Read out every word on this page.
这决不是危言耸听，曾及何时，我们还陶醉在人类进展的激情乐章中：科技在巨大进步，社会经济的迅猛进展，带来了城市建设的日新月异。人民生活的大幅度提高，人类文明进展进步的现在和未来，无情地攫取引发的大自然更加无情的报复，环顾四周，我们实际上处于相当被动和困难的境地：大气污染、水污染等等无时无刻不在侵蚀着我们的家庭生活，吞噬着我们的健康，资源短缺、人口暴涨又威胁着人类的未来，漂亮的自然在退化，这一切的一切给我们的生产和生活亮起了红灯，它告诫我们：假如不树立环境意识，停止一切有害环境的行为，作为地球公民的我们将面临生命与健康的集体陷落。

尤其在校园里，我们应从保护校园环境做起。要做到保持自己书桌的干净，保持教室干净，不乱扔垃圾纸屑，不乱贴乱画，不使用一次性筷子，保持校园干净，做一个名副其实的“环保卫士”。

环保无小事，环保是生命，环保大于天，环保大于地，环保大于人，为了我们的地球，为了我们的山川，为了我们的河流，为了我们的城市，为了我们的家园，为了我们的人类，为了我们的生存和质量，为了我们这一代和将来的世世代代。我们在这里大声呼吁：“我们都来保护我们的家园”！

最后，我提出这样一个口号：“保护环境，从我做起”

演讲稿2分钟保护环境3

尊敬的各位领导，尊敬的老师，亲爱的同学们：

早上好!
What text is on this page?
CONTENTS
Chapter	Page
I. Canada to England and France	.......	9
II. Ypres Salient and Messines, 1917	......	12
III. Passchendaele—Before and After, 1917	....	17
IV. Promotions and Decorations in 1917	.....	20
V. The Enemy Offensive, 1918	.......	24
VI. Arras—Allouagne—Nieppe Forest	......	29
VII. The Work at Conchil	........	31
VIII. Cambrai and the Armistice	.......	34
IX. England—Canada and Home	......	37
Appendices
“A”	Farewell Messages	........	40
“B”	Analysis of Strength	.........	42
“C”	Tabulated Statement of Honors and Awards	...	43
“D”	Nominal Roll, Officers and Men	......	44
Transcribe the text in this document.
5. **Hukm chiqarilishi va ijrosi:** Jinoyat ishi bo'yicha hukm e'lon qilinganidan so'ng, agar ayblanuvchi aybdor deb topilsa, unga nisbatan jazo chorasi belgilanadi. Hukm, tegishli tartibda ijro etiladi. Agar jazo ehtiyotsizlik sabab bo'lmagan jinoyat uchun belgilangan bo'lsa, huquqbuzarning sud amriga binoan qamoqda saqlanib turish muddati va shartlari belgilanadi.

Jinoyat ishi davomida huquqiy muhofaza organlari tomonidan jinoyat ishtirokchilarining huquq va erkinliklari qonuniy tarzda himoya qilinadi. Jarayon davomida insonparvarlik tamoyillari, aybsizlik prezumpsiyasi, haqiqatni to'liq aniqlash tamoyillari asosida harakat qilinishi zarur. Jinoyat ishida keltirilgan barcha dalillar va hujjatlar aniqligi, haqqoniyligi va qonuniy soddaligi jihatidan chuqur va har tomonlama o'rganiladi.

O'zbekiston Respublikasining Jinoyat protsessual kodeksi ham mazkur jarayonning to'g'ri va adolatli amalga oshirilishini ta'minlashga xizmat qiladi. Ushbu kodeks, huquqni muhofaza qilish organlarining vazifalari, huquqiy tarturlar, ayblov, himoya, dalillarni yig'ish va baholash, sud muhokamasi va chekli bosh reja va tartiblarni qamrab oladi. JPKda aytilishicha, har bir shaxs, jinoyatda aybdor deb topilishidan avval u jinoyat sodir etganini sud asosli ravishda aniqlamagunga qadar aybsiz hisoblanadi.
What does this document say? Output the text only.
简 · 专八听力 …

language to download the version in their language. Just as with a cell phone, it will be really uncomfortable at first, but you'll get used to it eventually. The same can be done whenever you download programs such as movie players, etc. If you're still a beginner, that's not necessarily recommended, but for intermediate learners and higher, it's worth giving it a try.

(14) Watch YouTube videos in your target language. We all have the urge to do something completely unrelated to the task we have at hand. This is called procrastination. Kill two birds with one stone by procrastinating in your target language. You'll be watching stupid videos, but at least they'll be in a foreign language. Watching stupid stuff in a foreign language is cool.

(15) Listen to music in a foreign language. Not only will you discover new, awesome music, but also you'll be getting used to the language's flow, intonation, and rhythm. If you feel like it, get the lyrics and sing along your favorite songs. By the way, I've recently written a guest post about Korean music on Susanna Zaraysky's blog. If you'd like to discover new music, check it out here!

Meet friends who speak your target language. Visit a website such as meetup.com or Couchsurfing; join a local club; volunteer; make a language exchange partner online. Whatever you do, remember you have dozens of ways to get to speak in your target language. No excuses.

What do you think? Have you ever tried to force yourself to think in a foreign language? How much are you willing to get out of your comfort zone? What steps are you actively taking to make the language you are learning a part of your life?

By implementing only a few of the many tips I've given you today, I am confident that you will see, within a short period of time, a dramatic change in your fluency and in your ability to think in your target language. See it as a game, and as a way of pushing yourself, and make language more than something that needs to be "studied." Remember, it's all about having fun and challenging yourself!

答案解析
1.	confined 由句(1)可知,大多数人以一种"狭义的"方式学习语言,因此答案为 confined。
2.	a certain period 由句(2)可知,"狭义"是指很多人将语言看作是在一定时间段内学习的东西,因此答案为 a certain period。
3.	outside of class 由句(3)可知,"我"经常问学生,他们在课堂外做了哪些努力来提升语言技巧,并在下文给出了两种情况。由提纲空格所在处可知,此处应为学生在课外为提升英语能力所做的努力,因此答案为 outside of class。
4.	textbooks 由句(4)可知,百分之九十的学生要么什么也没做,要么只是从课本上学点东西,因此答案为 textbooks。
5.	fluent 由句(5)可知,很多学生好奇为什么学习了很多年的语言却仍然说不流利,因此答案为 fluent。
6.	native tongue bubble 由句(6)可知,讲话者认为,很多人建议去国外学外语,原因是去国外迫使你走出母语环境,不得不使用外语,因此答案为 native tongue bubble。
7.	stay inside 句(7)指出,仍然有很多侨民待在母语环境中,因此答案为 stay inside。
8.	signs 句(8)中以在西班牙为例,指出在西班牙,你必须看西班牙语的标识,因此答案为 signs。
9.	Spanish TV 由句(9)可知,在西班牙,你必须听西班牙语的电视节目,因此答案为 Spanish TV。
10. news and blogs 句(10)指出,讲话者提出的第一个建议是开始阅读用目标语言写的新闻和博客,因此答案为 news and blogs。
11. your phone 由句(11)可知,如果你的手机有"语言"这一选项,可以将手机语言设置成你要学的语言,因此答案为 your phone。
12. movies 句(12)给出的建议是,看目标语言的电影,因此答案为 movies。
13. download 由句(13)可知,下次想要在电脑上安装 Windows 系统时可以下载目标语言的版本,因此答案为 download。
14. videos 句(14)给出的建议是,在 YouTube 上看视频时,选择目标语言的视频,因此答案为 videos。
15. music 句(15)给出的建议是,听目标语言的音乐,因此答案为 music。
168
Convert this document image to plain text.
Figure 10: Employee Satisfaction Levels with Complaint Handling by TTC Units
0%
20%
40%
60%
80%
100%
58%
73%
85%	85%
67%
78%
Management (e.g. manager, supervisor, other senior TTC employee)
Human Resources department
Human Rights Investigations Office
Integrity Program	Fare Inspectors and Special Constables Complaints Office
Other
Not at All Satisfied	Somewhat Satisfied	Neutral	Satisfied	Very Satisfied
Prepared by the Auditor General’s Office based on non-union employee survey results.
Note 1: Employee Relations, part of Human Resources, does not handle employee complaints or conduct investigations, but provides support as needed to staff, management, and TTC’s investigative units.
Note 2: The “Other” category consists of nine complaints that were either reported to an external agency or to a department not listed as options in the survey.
++++++++++++++++++++
■ Aim of the task
Reproduce the entries above exactly.

■ Result for this exercise
Read out every word on this page.
这决不是危言耸听，曾及何时，我们还陶醉在人类进展的激情乐章中：科技在巨大进步，社会经济的迅猛进展，带来了城市建设的日新月异。人民生活的大幅度提高，人类文明进展进步的现在和未来，无情地攫取引发的大自然更加无情的报复，环顾四周，我们实际上处于相当被动和困难的境地：大气污染、水污染等等无时无刻不在侵蚀着我们的家庭生活，吞噬着我们的健康，资源短缺、人口暴涨又威胁着人类的未来，漂亮的自然在退化，这一切的一切给我们的生产和生活亮起了红灯，它告诫我们：假如不树立环境意识，停止一切有害环境的行为，作为地球公民的我们将面临生命与健康的集体陷落。

尤其在校园里，我们应从保护校园环境做起。要做到保持自己书桌的干净，保持教室干净，不乱扔垃圾纸屑，不乱贴乱画，不使用一次性筷子，保持校园干净，做一个名副其实的“环保卫士”。

环保无小事，环保是生命，环保大于天，环保大于地，环保大于人，为了我们的地球，为了我们的山川，为了我们的河流，为了我们的城市，为了我们的家园，为了我们的人类，为了我们的生存和质量，为了我们这一代和将来的世世代代。我们在这里大声呼吁：“我们都来保护我们的家园”！

最后，我提出这样一个口号：“保护环境，从我做起”

演讲稿2分钟保护环境3

尊敬的各位领导，尊敬的老师，亲爱的同学们：

早上好!
What text is on this page?
CONTENTS
Chapter	Page
I. Canada to England and France	.......	9
II. Ypres Salient and Messines, 1917	......	12
III. Passchendaele—Before and After, 1917	....	17
IV. Promotions and Decorations in 1917	.....	20
V. The Enemy Offensive, 1918	.......	24
VI. Arras—Allouagne—Nieppe Forest	......	29
VII. The Work at Conchil	........	31
VIII. Cambrai and the Armistice	.......	34
IX. England—Canada and Home	......	37
Appendices
“A”	Farewell Messages	........	40
“B”	Analysis of Strength	.........	42
“C”	Tabulated Statement of Honors and Awards	...	43
“D”	Nominal Roll, Officers and Men	......	44
Transcribe the text in this document.
5. **Hukm chiqarilishi va ijrosi:** Jinoyat ishi bo'yicha hukm e'lon qilinganidan so'ng, agar ayblanuvchi aybdor deb topilsa, unga nisbatan jazo chorasi belgilanadi. Hukm, tegishli tartibda ijro etiladi. Agar jazo ehtiyotsizlik sabab bo'lmagan jinoyat uchun belgilangan bo'lsa, huquqbuzarning sud amriga binoan qamoqda saqlanib turish muddati va shartlari belgilanadi.

Jinoyat ishi davomida huquqiy muhofaza organlari tomonidan jinoyat ishtirokchilarining huquq va erkinliklari qonuniy tarzda himoya qilinadi. Jarayon davomida insonparvarlik tamoyillari, aybsizlik prezumpsiyasi, haqiqatni to'liq aniqlash tamoyillari asosida harakat qilinishi zarur. Jinoyat ishida keltirilgan barcha dalillar va hujjatlar aniqligi, haqqoniyligi va qonuniy soddaligi jihatidan chuqur va har tomonlama o'rganiladi.

O'zbekiston Respublikasining Jinoyat protsessual kodeksi ham mazkur jarayonning to'g'ri va adolatli amalga oshirilishini ta'minlashga xizmat qiladi. Ushbu kodeks, huquqni muhofaza qilish organlarining vazifalari, huquqiy tarturlar, ayblov, himoya, dalillarni yig'ish va baholash, sud muhokamasi va chekli bosh reja va tartiblarni qamrab oladi. JPKda aytilishicha, har bir shaxs, jinoyatda aybdor deb topilishidan avval u jinoyat sodir etganini sud asosli ravishda aniqlamagunga qadar aybsiz hisoblanadi.
What does this document say? Output the text only.
简 · 专八听力 …

language to download the version in their language. Just as with a cell phone, it will be really uncomfortable at first, but you'll get used to it eventually. The same can be done whenever you download programs such as movie players, etc. If you're still a beginner, that's not necessarily recommended, but for intermediate learners and higher, it's worth giving it a try.

(14) Watch YouTube videos in your target language. We all have the urge to do something completely unrelated to the task we have at hand. This is called procrastination. Kill two birds with one stone by procrastinating in your target language. You'll be watching stupid videos, but at least they'll be in a foreign language. Watching stupid stuff in a foreign language is cool.

(15) Listen to music in a foreign language. Not only will you discover new, awesome music, but also you'll be getting used to the language's flow, intonation, and rhythm. If you feel like it, get the lyrics and sing along your favorite songs. By the way, I've recently written a guest post about Korean music on Susanna Zaraysky's blog. If you'd like to discover new music, check it out here!

Meet friends who speak your target language. Visit a website such as meetup.com or Couchsurfing; join a local club; volunteer; make a language exchange partner online. Whatever you do, remember you have dozens of ways to get to speak in your target language. No excuses.

What do you think? Have you ever tried to force yourself to think in a foreign language? How much are you willing to get out of your comfort zone? What steps are you actively taking to make the language you are learning a part of your life?

By implementing only a few of the many tips I've given you today, I am confident that you will see, within a short period of time, a dramatic change in your fluency and in your ability to think in your target language. See it as a game, and as a way of pushing yourself, and make language more than something that needs to be "studied." Remember, it's all about having fun and challenging yourself!

答案解析
1.	confined 由句(1)可知,大多数人以一种"狭义的"方式学习语言,因此答案为 confined。
2.	a certain period 由句(2)可知,"狭义"是指很多人将语言看作是在一定时间段内学习的东西,因此答案为 a certain period。
3.	outside of class 由句(3)可知,"我"经常问学生,他们在课堂外做了哪些努力来提升语言技巧,并在下文给出了两种情况。由提纲空格所在处可知,此处应为学生在课外为提升英语能力所做的努力,因此答案为 outside of class。
4.	textbooks 由句(4)可知,百分之九十的学生要么什么也没做,要么只是从课本上学点东西,因此答案为 textbooks。
5.	fluent 由句(5)可知,很多学生好奇为什么学习了很多年的语言却仍然说不流利,因此答案为 fluent。
6.	native tongue bubble 由句(6)可知,讲话者认为,很多人建议去国外学外语,原因是去国外迫使你走出母语环境,不得不使用外语,因此答案为 native tongue bubble。
7.	stay inside 句(7)指出,仍然有很多侨民待在母语环境中,因此答案为 stay inside。
8.	signs 句(8)中以在西班牙为例,指出在西班牙,你必须看西班牙语的标识,因此答案为 signs。
9.	Spanish TV 由句(9)可知,在西班牙,你必须听西班牙语的电视节目,因此答案为 Spanish TV。
10. news and blogs 句(10)指出,讲话者提出的第一个建议是开始阅读用目标语言写的新闻和博客,因此答案为 news and blogs。
11. your phone 由句(11)可知,如果你的手机有"语言"这一选项,可以将手机语言设置成你要学的语言,因此答案为 your phone。
12. movies 句(12)给出的建议是,看目标语言的电影,因此答案为 movies。
13. download 由句(13)可知,下次想要在电脑上安装 Windows 系统时可以下载目标语言的版本,因此答案为 download。
14. videos 句(14)给出的建议是,在 YouTube 上看视频时,选择目标语言的视频,因此答案为 videos。
15. music 句(15)给出的建议是,听目标语言的音乐,因此答案为 music。
168
Convert this document image to plain text.
Figure 10: Employee Satisfaction Levels with Complaint Handling by TTC Units
0%
20%
40%
60%
80%
100%
58%
73%
85%	85%
67%
78%
Management (e.g. manager, supervisor, other senior TTC employee)
Human Resources department
Human Rights Investigations Office
Integrity Program	Fare Inspectors and Special Constables Complaints Office
Other
Not at All Satisfied	Somewhat Satisfied	Neutral	Satisfied	Very Satisfied
Prepared by the Auditor General’s Office based on non-union employee survey results.
Note 1: Employee Relations, part of Human Resources, does not handle employee complaints or conduct investigations, but provides support as needed to staff, management, and TTC’s investigative units.
Note 2: The “Other” category consists of nine complaints that were either reported to an external agency or to a department not listed as options in the survey.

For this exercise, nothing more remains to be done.